[Goal of the exercise] What follows are records. Restate all of them word for word.

[Records for this task]
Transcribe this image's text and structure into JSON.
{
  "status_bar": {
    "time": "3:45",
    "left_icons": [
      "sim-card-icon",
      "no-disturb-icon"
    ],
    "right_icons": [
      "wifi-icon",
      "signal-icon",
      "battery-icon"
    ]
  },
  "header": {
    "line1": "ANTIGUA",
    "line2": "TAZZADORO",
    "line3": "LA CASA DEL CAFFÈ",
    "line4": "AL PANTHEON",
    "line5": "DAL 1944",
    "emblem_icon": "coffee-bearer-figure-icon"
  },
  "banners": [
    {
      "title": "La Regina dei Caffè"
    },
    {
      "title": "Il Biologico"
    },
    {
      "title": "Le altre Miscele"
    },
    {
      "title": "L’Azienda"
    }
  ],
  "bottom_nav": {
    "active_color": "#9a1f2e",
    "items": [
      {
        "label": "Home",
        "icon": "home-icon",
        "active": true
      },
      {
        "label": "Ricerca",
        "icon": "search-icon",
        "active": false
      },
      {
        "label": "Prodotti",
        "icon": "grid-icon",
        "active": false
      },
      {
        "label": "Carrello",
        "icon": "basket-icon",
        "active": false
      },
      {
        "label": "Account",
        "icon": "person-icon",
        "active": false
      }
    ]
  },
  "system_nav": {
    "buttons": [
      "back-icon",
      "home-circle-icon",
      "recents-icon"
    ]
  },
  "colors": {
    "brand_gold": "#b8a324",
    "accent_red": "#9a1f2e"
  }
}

[Worked solution]
Transcribe this image's text and structure into JSON.
{
  "status_bar": {
    "time": "3:45",
    "left_icons": [
      "sim-card-icon",
      "no-disturb-icon"
    ],
    "right_icons": [
      "wifi-icon",
      "signal-icon",
      "battery-icon"
    ]
  },
  "header": {
    "line1": "ANTIGUA",
    "line2": "TAZZADORO",
    "line3": "LA CASA DEL CAFFÈ",
    "line4": "AL PANTHEON",
    "line5": "DAL 1944",
    "emblem_icon": "coffee-bearer-figure-icon"
  },
  "banners": [
    {
      "title": "La Regina dei Caffè"
    },
    {
      "title": "Il Biologico"
    },
    {
      "title": "Le altre Miscele"
    },
    {
      "title": "L’Azienda"
    }
  ],
  "bottom_nav": {
    "active_color": "#9a1f2e",
    "items": [
      {
        "label": "Home",
        "icon": "home-icon",
        "active": true
      },
      {
        "label": "Ricerca",
        "icon": "search-icon",
        "active": false
      },
      {
        "label": "Prodotti",
        "icon": "grid-icon",
        "active": false
      },
      {
        "label": "Carrello",
        "icon": "basket-icon",
        "active": false
      },
      {
        "label": "Account",
        "icon": "person-icon",
        "active": false
      }
    ]
  },
  "system_nav": {
    "buttons": [
      "back-icon",
      "home-circle-icon",
      "recents-icon"
    ]
  },
  "colors": {
    "brand_gold": "#b8a324",
    "accent_red": "#9a1f2e"
  }
}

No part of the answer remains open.